=== SET PROBLEM ===
Write the data out again exactly, dropping any images it holds.

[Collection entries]
## BEGIN
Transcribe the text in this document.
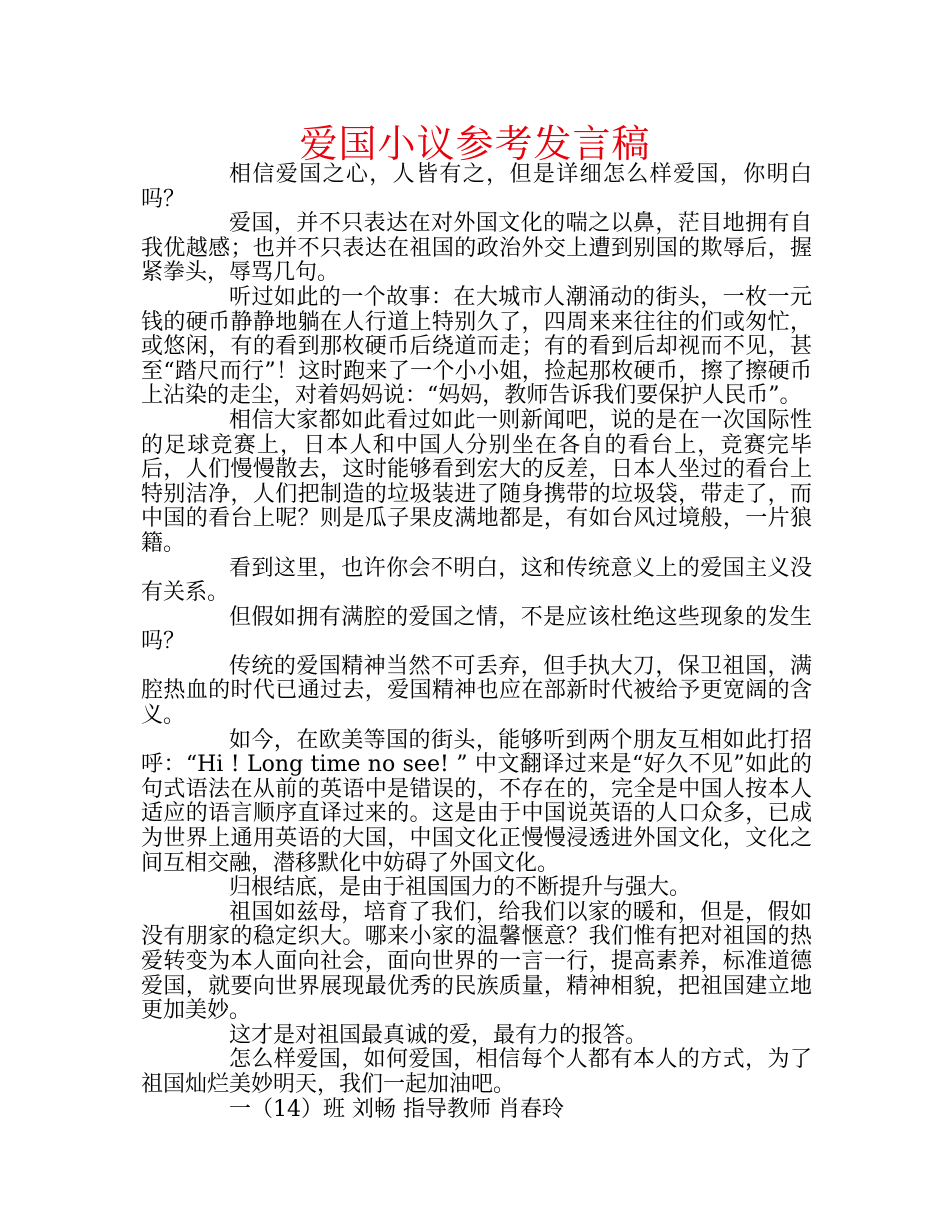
爱国小议参考发言稿

相信爱国之心，人皆有之，但是详细怎么样爱国，你明白吗？

爱国，并不只表达在对外国文化的喘之以鼻，茫目地拥有自我优越感；也并不只表达在祖国的政治外交上遭到别国的欺辱后，握紧拳头，辱骂几句。

听过如此的一个故事：在大城市人潮涌动的街头，一枚一元钱的硬币静静地躺在人行道上特别久了，四周来来往往的们或匆忙，或悠闲，有的看到那枚硬币后绕道而走；有的看到后却视而不见，甚至“踏尺而行”！这时跑来了一个小小姐，捡起那枚硬币，擦了擦硬币上沾染的走尘，对着妈妈说：“妈妈，教师告诉我们要保护人民币”。

相信大家都如此看过如此一则新闻吧，说的是在一次国际性的足球竞赛上，日本人和中国人分别坐在各自的看台上，竞赛完毕后，人们慢慢散去，这时能够看到宏大的反差，日本人坐过的看台上特别洁净，人们把制造的垃圾装进了随身携带的垃圾袋，带走了，而中国的看台上呢？则是瓜子果皮满地都是，有如台风过境般，一片狼籍。

看到这里，也许你会不明白，这和传统意义上的爱国主义没有关系。

但假如拥有满腔的爱国之情，不是应该杜绝这些现象的发生吗？

传统的爱国精神当然不可丢弃，但手执大刀，保卫祖国，满腔热血的时代已通过去，爱国精神也应在部新时代被给予更宽阔的含义。

如今，在欧美等国的街头，能够听到两个朋友互相如此打招呼：“Hi ! Long time no see! ” 中文翻译过来是“好久不见”如此的句式语法在从前的英语中是错误的，不存在的，完全是中国人按本人适应的语言顺序直译过来的。这是由于中国说英语的人口众多，已成为世界上通用英语的大国，中国文化正慢慢浸透进外国文化，文化之间互相交融，潜移默化中妨碍了外国文化。

归根结底，是由于祖国国力的不断提升与强大。

祖国如兹母，培育了我们，给我们以家的暖和，但是，假如没有朋家的稳定织大。哪来小家的温馨惬意？我们惟有把对祖国的热爱转变为本人面向社会，面向世界的一言一行，提高素养，标准道德爱国，就要向世界展现最优秀的民族质量，精神相貌，把祖国建立地更加美妙。

这才是对祖国最真诚的爱，最有力的报答。

怎么样爱国，如何爱国，相信每个人都有本人的方式，为了祖国灿烂美妙明天，我们一起加油吧。

一（14）班 刘畅 指导教师 肖春玲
## END
=== RESPONSE ===
Transcribe the text in this document.
爱国小议参考发言稿

相信爱国之心，人皆有之，但是详细怎么样爱国，你明白吗？

爱国，并不只表达在对外国文化的喘之以鼻，茫目地拥有自我优越感；也并不只表达在祖国的政治外交上遭到别国的欺辱后，握紧拳头，辱骂几句。

听过如此的一个故事：在大城市人潮涌动的街头，一枚一元钱的硬币静静地躺在人行道上特别久了，四周来来往往的们或匆忙，或悠闲，有的看到那枚硬币后绕道而走；有的看到后却视而不见，甚至“踏尺而行”！这时跑来了一个小小姐，捡起那枚硬币，擦了擦硬币上沾染的走尘，对着妈妈说：“妈妈，教师告诉我们要保护人民币”。

相信大家都如此看过如此一则新闻吧，说的是在一次国际性的足球竞赛上，日本人和中国人分别坐在各自的看台上，竞赛完毕后，人们慢慢散去，这时能够看到宏大的反差，日本人坐过的看台上特别洁净，人们把制造的垃圾装进了随身携带的垃圾袋，带走了，而中国的看台上呢？则是瓜子果皮满地都是，有如台风过境般，一片狼籍。

看到这里，也许你会不明白，这和传统意义上的爱国主义没有关系。

但假如拥有满腔的爱国之情，不是应该杜绝这些现象的发生吗？

传统的爱国精神当然不可丢弃，但手执大刀，保卫祖国，满腔热血的时代已通过去，爱国精神也应在部新时代被给予更宽阔的含义。

如今，在欧美等国的街头，能够听到两个朋友互相如此打招呼：“Hi ! Long time no see! ” 中文翻译过来是“好久不见”如此的句式语法在从前的英语中是错误的，不存在的，完全是中国人按本人适应的语言顺序直译过来的。这是由于中国说英语的人口众多，已成为世界上通用英语的大国，中国文化正慢慢浸透进外国文化，文化之间互相交融，潜移默化中妨碍了外国文化。

归根结底，是由于祖国国力的不断提升与强大。

祖国如兹母，培育了我们，给我们以家的暖和，但是，假如没有朋家的稳定织大。哪来小家的温馨惬意？我们惟有把对祖国的热爱转变为本人面向社会，面向世界的一言一行，提高素养，标准道德爱国，就要向世界展现最优秀的民族质量，精神相貌，把祖国建立地更加美妙。

这才是对祖国最真诚的爱，最有力的报答。

怎么样爱国，如何爱国，相信每个人都有本人的方式，为了祖国灿烂美妙明天，我们一起加油吧。

一（14）班 刘畅 指导教师 肖春玲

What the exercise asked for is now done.